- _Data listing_
----

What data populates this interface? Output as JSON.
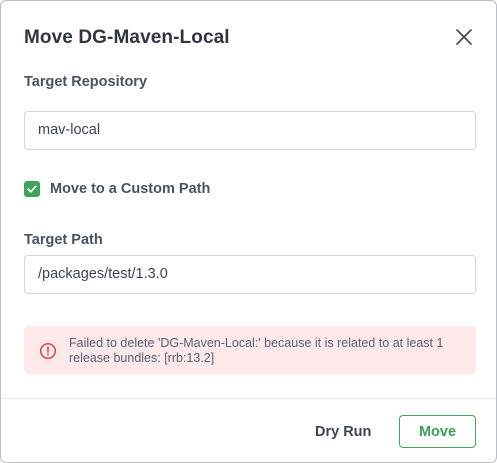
{
  "dialog": {
    "title": "Move DG-Maven-Local",
    "close_icon": "close-icon"
  },
  "form": {
    "target_repository": {
      "label": "Target Repository",
      "value": "mav-local"
    },
    "custom_path": {
      "label": "Move to a Custom Path",
      "checked": true
    },
    "target_path": {
      "label": "Target Path",
      "value": "/packages/test/1.3.0"
    }
  },
  "alert": {
    "icon": "error-circle-icon",
    "message": "Failed to delete 'DG-Maven-Local:' because it is related to at least 1 release bundles: [rrb:13.2]"
  },
  "footer": {
    "dry_run_label": "Dry Run",
    "move_label": "Move"
  },
  "colors": {
    "accent_green": "#43a45e",
    "alert_background": "#fde9ea",
    "alert_icon": "#d64552"
  }
}
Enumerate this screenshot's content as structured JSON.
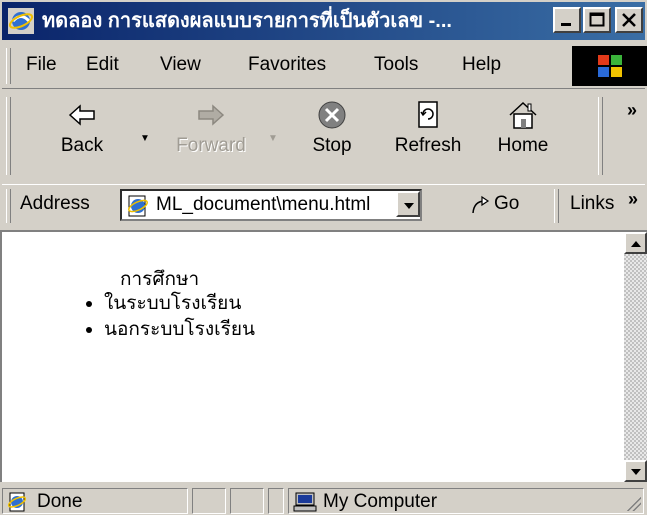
{
  "window": {
    "title": "ทดลอง การแสดงผลแบบรายการที่เป็นตัวเลข -..."
  },
  "menu": {
    "items": [
      "File",
      "Edit",
      "View",
      "Favorites",
      "Tools",
      "Help"
    ]
  },
  "toolbar": {
    "back": "Back",
    "forward": "Forward",
    "stop": "Stop",
    "refresh": "Refresh",
    "home": "Home",
    "more": "»"
  },
  "address": {
    "label": "Address",
    "value": "ML_document\\menu.html",
    "go": "Go",
    "links": "Links",
    "links_more": "»"
  },
  "content": {
    "heading": "การศึกษา",
    "items": [
      "ในระบบโรงเรียน",
      "นอกระบบโรงเรียน"
    ]
  },
  "status": {
    "text": "Done",
    "zone": "My Computer"
  },
  "colors": {
    "titlebar_start": "#0a246a",
    "titlebar_end": "#3a6ea5",
    "chrome": "#d4d0c8"
  }
}
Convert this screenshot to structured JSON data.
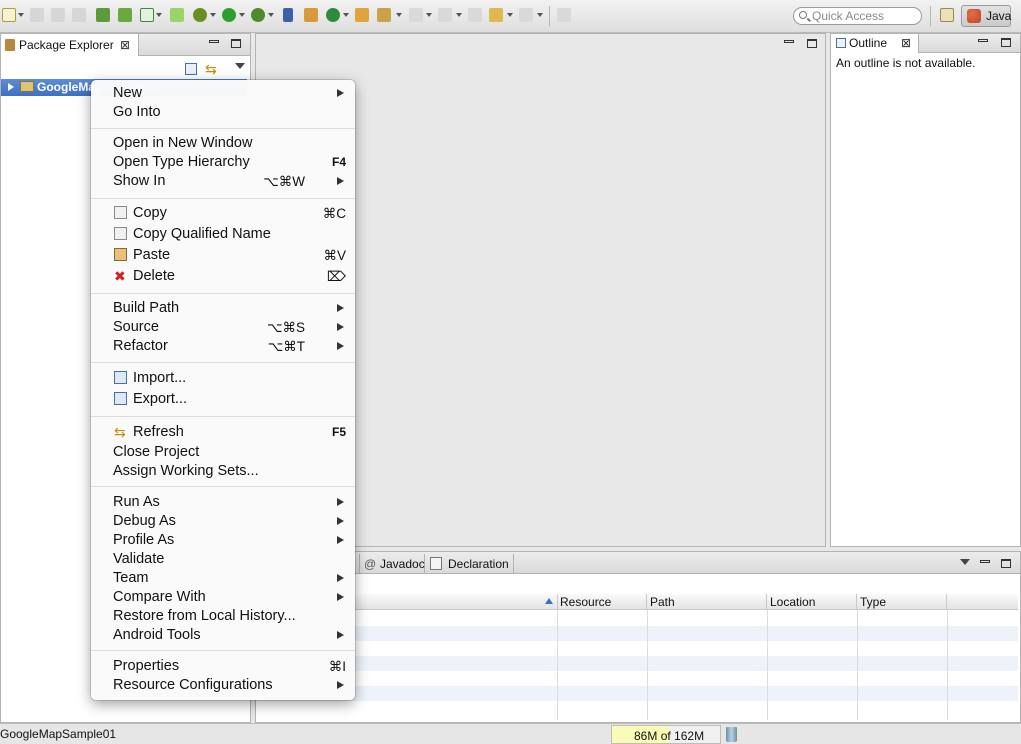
{
  "toolbar": {
    "quick_access_placeholder": "Quick Access",
    "perspective_label": "Java"
  },
  "package_explorer": {
    "tab_label": "Package Explorer",
    "project_name": "GoogleMapSample01"
  },
  "outline": {
    "tab_label": "Outline",
    "message": "An outline is not available."
  },
  "bottom_panel": {
    "tabs": [
      "Javadoc",
      "Declaration"
    ],
    "columns": [
      "Resource",
      "Path",
      "Location",
      "Type"
    ]
  },
  "status_bar": {
    "selection": "GoogleMapSample01",
    "heap_used": "86M",
    "heap_of": "of",
    "heap_total": "162M",
    "heap_used_fraction": 0.53
  },
  "context_menu": {
    "items": [
      {
        "label": "New",
        "submenu": true
      },
      {
        "label": "Go Into"
      },
      {
        "label": "Open in New Window"
      },
      {
        "label": "Open Type Hierarchy",
        "shortcut": "F4"
      },
      {
        "label": "Show In",
        "shortcut": "⌥⌘W",
        "submenu": true
      },
      {
        "label": "Copy",
        "shortcut": "⌘C",
        "icon": "copy-icon"
      },
      {
        "label": "Copy Qualified Name",
        "icon": "copy-qualified-name-icon"
      },
      {
        "label": "Paste",
        "shortcut": "⌘V",
        "icon": "paste-icon"
      },
      {
        "label": "Delete",
        "shortcut": "⌦",
        "icon": "delete-icon"
      },
      {
        "label": "Build Path",
        "submenu": true
      },
      {
        "label": "Source",
        "shortcut": "⌥⌘S",
        "submenu": true
      },
      {
        "label": "Refactor",
        "shortcut": "⌥⌘T",
        "submenu": true
      },
      {
        "label": "Import...",
        "icon": "import-icon"
      },
      {
        "label": "Export...",
        "icon": "export-icon"
      },
      {
        "label": "Refresh",
        "shortcut": "F5",
        "icon": "refresh-icon"
      },
      {
        "label": "Close Project"
      },
      {
        "label": "Assign Working Sets..."
      },
      {
        "label": "Run As",
        "submenu": true
      },
      {
        "label": "Debug As",
        "submenu": true
      },
      {
        "label": "Profile As",
        "submenu": true
      },
      {
        "label": "Validate"
      },
      {
        "label": "Team",
        "submenu": true
      },
      {
        "label": "Compare With",
        "submenu": true
      },
      {
        "label": "Restore from Local History..."
      },
      {
        "label": "Android Tools",
        "submenu": true
      },
      {
        "label": "Properties",
        "shortcut": "⌘I"
      },
      {
        "label": "Resource Configurations",
        "submenu": true
      }
    ]
  }
}
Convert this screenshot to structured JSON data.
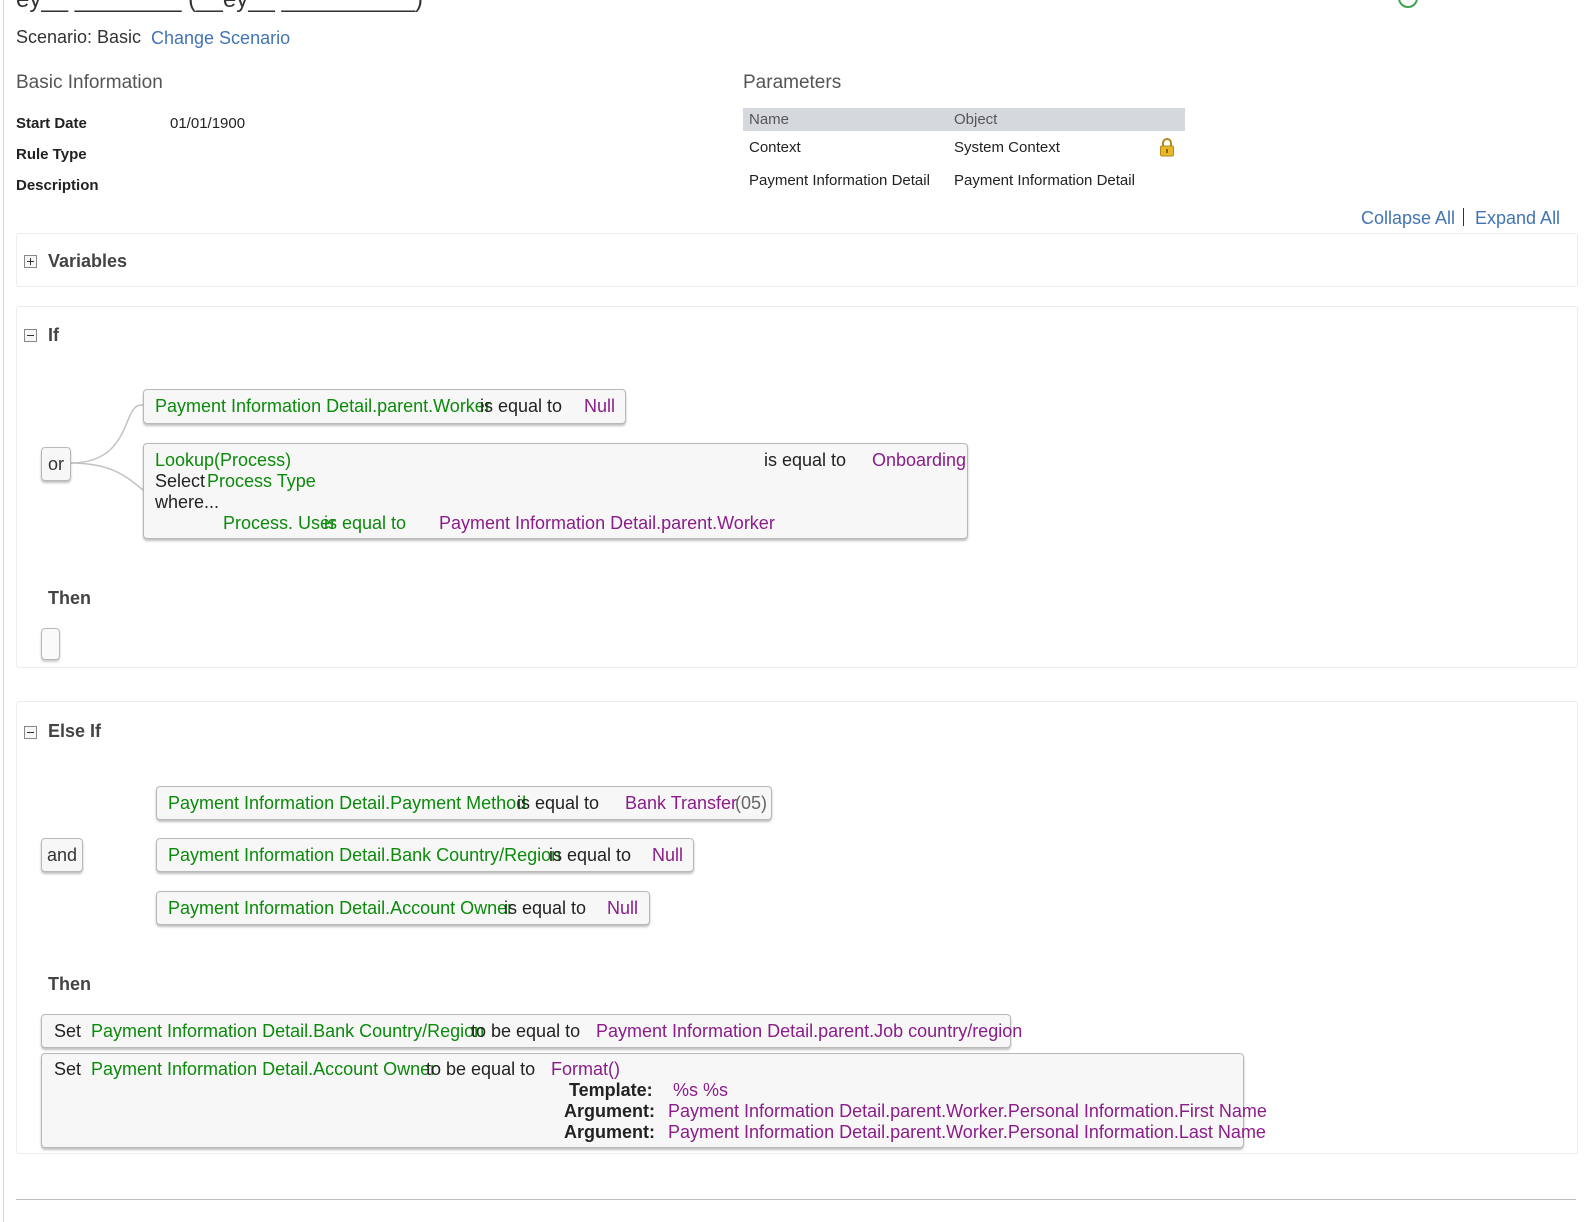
{
  "header": {
    "title": "ey__ ________ (__ey__ __________)",
    "scenario_label": "Scenario: Basic",
    "change_scenario": "Change Scenario"
  },
  "basic_info": {
    "title": "Basic Information",
    "start_date_label": "Start Date",
    "start_date_value": "01/01/1900",
    "rule_type_label": "Rule Type",
    "description_label": "Description"
  },
  "parameters": {
    "title": "Parameters",
    "col_name": "Name",
    "col_object": "Object",
    "rows": [
      {
        "name": "Context",
        "object": "System Context"
      },
      {
        "name": "Payment Information Detail",
        "object": "Payment Information Detail"
      }
    ]
  },
  "links": {
    "collapse_all": "Collapse All",
    "expand_all": "Expand All"
  },
  "variables": {
    "title": "Variables"
  },
  "if_block": {
    "title": "If",
    "operator": "or",
    "cond1": {
      "field": "Payment Information Detail.parent.Worker",
      "op": "is equal to",
      "value": "Null"
    },
    "cond2": {
      "field": "Lookup(Process)",
      "op": "is equal to",
      "value": "Onboarding",
      "select_kw": "Select",
      "select_field": "Process Type",
      "where_kw": "where...",
      "where_field": "Process. User",
      "where_op": "is equal to",
      "where_value": "Payment Information Detail.parent.Worker"
    },
    "then_label": "Then"
  },
  "else_if_block": {
    "title": "Else If",
    "operator": "and",
    "cond1": {
      "field": "Payment Information Detail.Payment Method",
      "op": "is equal to",
      "value": "Bank Transfer",
      "code": "(05)"
    },
    "cond2": {
      "field": "Payment Information Detail.Bank Country/Region",
      "op": "is equal to",
      "value": "Null"
    },
    "cond3": {
      "field": "Payment Information Detail.Account Owner",
      "op": "is equal to",
      "value": "Null"
    },
    "then_label": "Then",
    "action1": {
      "set": "Set",
      "field": "Payment Information Detail.Bank Country/Region",
      "op": "to be equal to",
      "value": "Payment Information Detail.parent.Job country/region"
    },
    "action2": {
      "set": "Set",
      "field": "Payment Information Detail.Account Owner",
      "op": "to be equal to",
      "func": "Format()",
      "template_label": "Template:",
      "template_value": "%s %s",
      "arg_label_1": "Argument:",
      "arg_value_1": "Payment Information Detail.parent.Worker.Personal Information.First Name",
      "arg_label_2": "Argument:",
      "arg_value_2": "Payment Information Detail.parent.Worker.Personal Information.Last Name"
    }
  },
  "colors": {
    "link": "#4274b5",
    "field_green": "#0b8a0b",
    "value_purple": "#8a1d8a",
    "status_green": "#3fa34d"
  }
}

----

- _THE PROBLEM_
Write out the entries again, exactly as given, skipping any images.

- _RESULT_
What data populates this interface? Output as JSON.
{
  "dialog": {
    "title": "Move DG-Maven-Local",
    "close_icon": "close-icon"
  },
  "form": {
    "target_repository": {
      "label": "Target Repository",
      "value": "mav-local"
    },
    "custom_path": {
      "label": "Move to a Custom Path",
      "checked": true
    },
    "target_path": {
      "label": "Target Path",
      "value": "/packages/test/1.3.0"
    }
  },
  "alert": {
    "icon": "error-circle-icon",
    "message": "Failed to delete 'DG-Maven-Local:' because it is related to at least 1 release bundles: [rrb:13.2]"
  },
  "footer": {
    "dry_run_label": "Dry Run",
    "move_label": "Move"
  },
  "colors": {
    "accent_green": "#43a45e",
    "alert_background": "#fde9ea",
    "alert_icon": "#d64552"
  }
}
Enumerate this screenshot's content as structured JSON.
{
  "window": {
    "title": "ทดลอง การแสดงผลแบบรายการที่เป็นตัวเลข -..."
  },
  "menu": {
    "items": [
      "File",
      "Edit",
      "View",
      "Favorites",
      "Tools",
      "Help"
    ]
  },
  "toolbar": {
    "back": "Back",
    "forward": "Forward",
    "stop": "Stop",
    "refresh": "Refresh",
    "home": "Home",
    "more": "»"
  },
  "address": {
    "label": "Address",
    "value": "ML_document\\menu.html",
    "go": "Go",
    "links": "Links",
    "links_more": "»"
  },
  "content": {
    "heading": "การศึกษา",
    "items": [
      "ในระบบโรงเรียน",
      "นอกระบบโรงเรียน"
    ]
  },
  "status": {
    "text": "Done",
    "zone": "My Computer"
  },
  "colors": {
    "titlebar_start": "#0a246a",
    "titlebar_end": "#3a6ea5",
    "chrome": "#d4d0c8"
  }
}
Convert this screenshot to structured JSON data.
{
  "toolbar": {
    "quick_access_placeholder": "Quick Access",
    "perspective_label": "Java"
  },
  "package_explorer": {
    "tab_label": "Package Explorer",
    "project_name": "GoogleMapSample01"
  },
  "outline": {
    "tab_label": "Outline",
    "message": "An outline is not available."
  },
  "bottom_panel": {
    "tabs": [
      "Javadoc",
      "Declaration"
    ],
    "columns": [
      "Resource",
      "Path",
      "Location",
      "Type"
    ]
  },
  "status_bar": {
    "selection": "GoogleMapSample01",
    "heap_used": "86M",
    "heap_of": "of",
    "heap_total": "162M",
    "heap_used_fraction": 0.53
  },
  "context_menu": {
    "items": [
      {
        "label": "New",
        "submenu": true
      },
      {
        "label": "Go Into"
      },
      {
        "label": "Open in New Window"
      },
      {
        "label": "Open Type Hierarchy",
        "shortcut": "F4"
      },
      {
        "label": "Show In",
        "shortcut": "⌥⌘W",
        "submenu": true
      },
      {
        "label": "Copy",
        "shortcut": "⌘C",
        "icon": "copy-icon"
      },
      {
        "label": "Copy Qualified Name",
        "icon": "copy-qualified-name-icon"
      },
      {
        "label": "Paste",
        "shortcut": "⌘V",
        "icon": "paste-icon"
      },
      {
        "label": "Delete",
        "shortcut": "⌦",
        "icon": "delete-icon"
      },
      {
        "label": "Build Path",
        "submenu": true
      },
      {
        "label": "Source",
        "shortcut": "⌥⌘S",
        "submenu": true
      },
      {
        "label": "Refactor",
        "shortcut": "⌥⌘T",
        "submenu": true
      },
      {
        "label": "Import...",
        "icon": "import-icon"
      },
      {
        "label": "Export...",
        "icon": "export-icon"
      },
      {
        "label": "Refresh",
        "shortcut": "F5",
        "icon": "refresh-icon"
      },
      {
        "label": "Close Project"
      },
      {
        "label": "Assign Working Sets..."
      },
      {
        "label": "Run As",
        "submenu": true
      },
      {
        "label": "Debug As",
        "submenu": true
      },
      {
        "label": "Profile As",
        "submenu": true
      },
      {
        "label": "Validate"
      },
      {
        "label": "Team",
        "submenu": true
      },
      {
        "label": "Compare With",
        "submenu": true
      },
      {
        "label": "Restore from Local History..."
      },
      {
        "label": "Android Tools",
        "submenu": true
      },
      {
        "label": "Properties",
        "shortcut": "⌘I"
      },
      {
        "label": "Resource Configurations",
        "submenu": true
      }
    ]
  }
}
Convert this screenshot to structured JSON data.
{
  "header": {
    "title": "ey__ ________ (__ey__ __________)",
    "scenario_label": "Scenario: Basic",
    "change_scenario": "Change Scenario"
  },
  "basic_info": {
    "title": "Basic Information",
    "start_date_label": "Start Date",
    "start_date_value": "01/01/1900",
    "rule_type_label": "Rule Type",
    "description_label": "Description"
  },
  "parameters": {
    "title": "Parameters",
    "col_name": "Name",
    "col_object": "Object",
    "rows": [
      {
        "name": "Context",
        "object": "System Context"
      },
      {
        "name": "Payment Information Detail",
        "object": "Payment Information Detail"
      }
    ]
  },
  "links": {
    "collapse_all": "Collapse All",
    "expand_all": "Expand All"
  },
  "variables": {
    "title": "Variables"
  },
  "if_block": {
    "title": "If",
    "operator": "or",
    "cond1": {
      "field": "Payment Information Detail.parent.Worker",
      "op": "is equal to",
      "value": "Null"
    },
    "cond2": {
      "field": "Lookup(Process)",
      "op": "is equal to",
      "value": "Onboarding",
      "select_kw": "Select",
      "select_field": "Process Type",
      "where_kw": "where...",
      "where_field": "Process. User",
      "where_op": "is equal to",
      "where_value": "Payment Information Detail.parent.Worker"
    },
    "then_label": "Then"
  },
  "else_if_block": {
    "title": "Else If",
    "operator": "and",
    "cond1": {
      "field": "Payment Information Detail.Payment Method",
      "op": "is equal to",
      "value": "Bank Transfer",
      "code": "(05)"
    },
    "cond2": {
      "field": "Payment Information Detail.Bank Country/Region",
      "op": "is equal to",
      "value": "Null"
    },
    "cond3": {
      "field": "Payment Information Detail.Account Owner",
      "op": "is equal to",
      "value": "Null"
    },
    "then_label": "Then",
    "action1": {
      "set": "Set",
      "field": "Payment Information Detail.Bank Country/Region",
      "op": "to be equal to",
      "value": "Payment Information Detail.parent.Job country/region"
    },
    "action2": {
      "set": "Set",
      "field": "Payment Information Detail.Account Owner",
      "op": "to be equal to",
      "func": "Format()",
      "template_label": "Template:",
      "template_value": "%s %s",
      "arg_label_1": "Argument:",
      "arg_value_1": "Payment Information Detail.parent.Worker.Personal Information.First Name",
      "arg_label_2": "Argument:",
      "arg_value_2": "Payment Information Detail.parent.Worker.Personal Information.Last Name"
    }
  },
  "colors": {
    "link": "#4274b5",
    "field_green": "#0b8a0b",
    "value_purple": "#8a1d8a",
    "status_green": "#3fa34d"
  }
}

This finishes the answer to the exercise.